▸ **Приведённый отрывок**

»»

Раймон-Роже страстно запротестовал, вводя препирательство в правдоподобное русло. «Никогда, – сказал он, – никто не трогал пилигримов, смиренно следующих к какому-нибудь святому месту. А что до тех воров и изменников без чести и веры, что нацепили кресты и напали на нас, то верно: если кто из них попался мне или моим людям, то порастеряли кто нос, кто глаз, кто ногу или руку» [106]. Ясно, что напасть таким образом на основу крестового похода – большая дерзость, но граф будто отказывался верить, что папа, «само прямодушие», просил об отпущении грехов «ворам и предателям». Его голос прозвучал очень искренне, поскольку обвинение Раймона-Роже в жестокости наделало немало шума на Соборе. Граф яростно бросился в контратаку и призвал к ответу епископа Тулузы, утверждая, что тот несет принципиальную ответственность за все зло, которое натворили в Лангедоке: «Что касается епископа, который выказал такую пылкость, то я утверждаю, что он предал и Бога, и нас... Едва его выбрали епископом Тулузы, землю охватил такой пожар, что его потушить никакой воды не хватит. Более пяти тысяч людей, и взрослых и детей, лишили жизни, убив и тела и души. Согласно той вере, что мы исповедуем, епископ, по его делам, словам и манерам, выглядит скорее Антихристом, чем римским легатом!».

««

▸ **Цель**
Ответьте по отрывку:
1. Кого, по словам Раймона-Роже, никогда никто не трогал?
2. Кого граф призвал к ответу на Соборе?
3. Сколько людей, по утверждению графа, лишили жизни?

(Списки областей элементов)

»»

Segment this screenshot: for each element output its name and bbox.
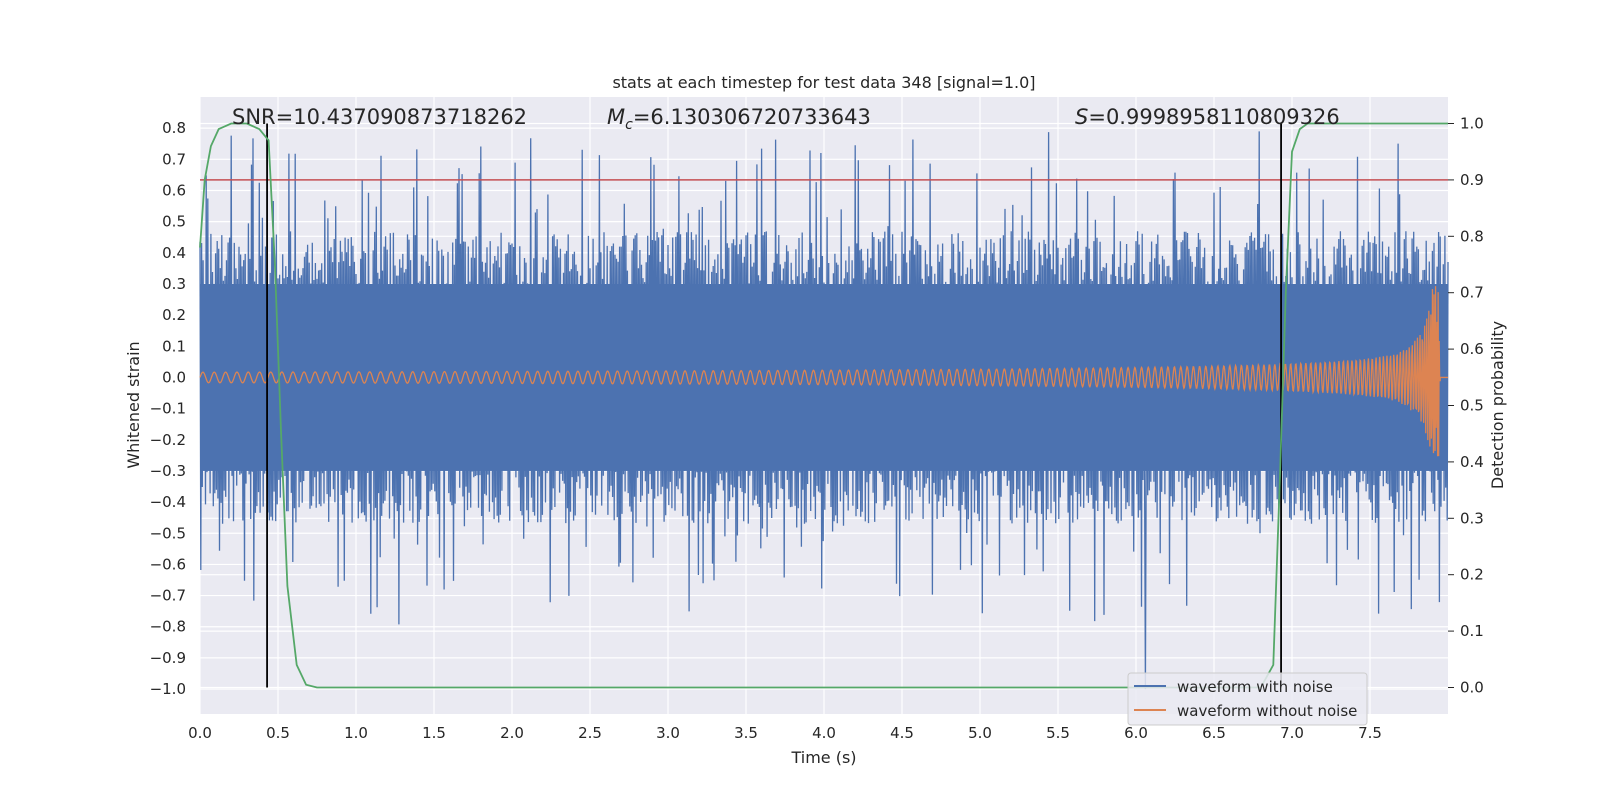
x-tick-label: 1.5 [422,724,446,742]
x-tick-label: 2.5 [578,724,602,742]
statistic-value: =0.9998958110809326 [1088,105,1339,129]
legend-box [1127,672,1368,726]
y2-tick-label: 0.1 [1460,622,1484,640]
x-tick-label: 3.0 [656,724,680,742]
x-tick-label: 3.5 [734,724,758,742]
y-tick-label: 0.7 [162,150,186,168]
y2-tick-label: 0.4 [1460,453,1484,471]
x-tick-label: 0.5 [266,724,290,742]
y2-tick-label: 0.2 [1460,566,1484,584]
x-tick-label: 5.5 [1046,724,1070,742]
plot-area [199,122,1449,690]
y2-tick-label: 0.7 [1460,284,1484,302]
y-tick-label: 0.3 [162,275,186,293]
x-tick-label: 6.5 [1202,724,1226,742]
y-tick-label: −0.9 [150,649,186,667]
x-axis-ticks: 0.0 0.5 1.0 1.5 2.0 2.5 3.0 3.5 4.0 4.5 5.0 5.5 6.0 6… [188,724,1382,742]
y-tick-label: 0.1 [162,337,186,355]
y-axis-ticks: 0.8 0.7 0.6 0.5 0.4 0.3 0.2 0.1 0.0 −0.1 −0.2 −0.3 −… [150,119,186,698]
y-tick-label: 0.2 [162,306,186,324]
y2-tick-label: 0.8 [1460,227,1484,245]
y2-tick-label: 0.9 [1460,171,1484,189]
legend: waveform with noise waveform without noi… [1127,672,1368,726]
y-tick-label: 0.6 [162,181,186,199]
x-tick-label: 5.0 [968,724,992,742]
snr-annotation: SNR=10.437090873718262 [232,105,527,129]
chirp-mass-symbol: M [607,105,625,129]
y-tick-label: −0.4 [150,493,186,511]
y-tick-label: −0.6 [150,555,186,573]
y-tick-label: 0.4 [162,244,186,262]
legend-label-noise: waveform with noise [1177,678,1333,696]
legend-label-clean: waveform without noise [1177,702,1357,720]
y-tick-label: 0.5 [162,213,186,231]
y-tick-label: −0.3 [150,462,186,480]
x-tick-label: 2.0 [500,724,524,742]
y-tick-label: −0.5 [150,524,186,542]
chirp-mass-annotation: Mc=6.130306720733643 [607,105,871,133]
series-line-detection-probability [199,122,1448,689]
series-line-waveform-without-noise [199,286,1448,457]
y-tick-label: −0.7 [150,587,186,605]
y-tick-label: −1.0 [150,680,186,698]
y2-tick-label: 0.6 [1460,340,1484,358]
x-tick-label: 7.0 [1280,724,1304,742]
y2-tick-label: 1.0 [1460,115,1484,133]
statistic-annotation: S=0.9998958110809326 [1075,105,1340,129]
y2-tick-label: 0.3 [1460,509,1484,527]
x-tick-label: 4.0 [812,724,836,742]
y2-tick-label: 0.0 [1460,678,1484,696]
chirp-mass-value: =6.130306720733643 [633,105,871,129]
chart-title: stats at each timestep for test data 348… [612,73,1035,92]
y-tick-label: −0.8 [150,618,186,636]
y-axis-label: Whitened strain [124,341,143,468]
y2-axis-ticks: 1.0 0.9 0.8 0.7 0.6 0.5 0.4 0.3 0.2 0.1 0.0 [1448,115,1484,696]
x-axis-label: Time (s) [790,748,856,767]
y-tick-label: −0.1 [150,400,186,418]
x-tick-label: 7.5 [1358,724,1382,742]
y2-axis-label: Detection probability [1488,321,1507,489]
y-tick-label: 0.0 [162,368,186,386]
x-tick-label: 6.0 [1124,724,1148,742]
y-tick-label: 0.8 [162,119,186,137]
chirp-mass-subscript: c [625,117,633,133]
statistic-symbol: S [1075,105,1088,129]
x-tick-label: 0.0 [188,724,212,742]
x-tick-label: 4.5 [890,724,914,742]
y-tick-label: −0.2 [150,431,186,449]
y2-tick-label: 0.5 [1460,397,1484,415]
x-tick-label: 1.0 [344,724,368,742]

««

▸ **Результат**
1. Пилигримов, смиренно следующих к какому-нибудь святому месту.
2. Епископа Тулузы.
3. Более пяти тысяч человек, взрослых и детей.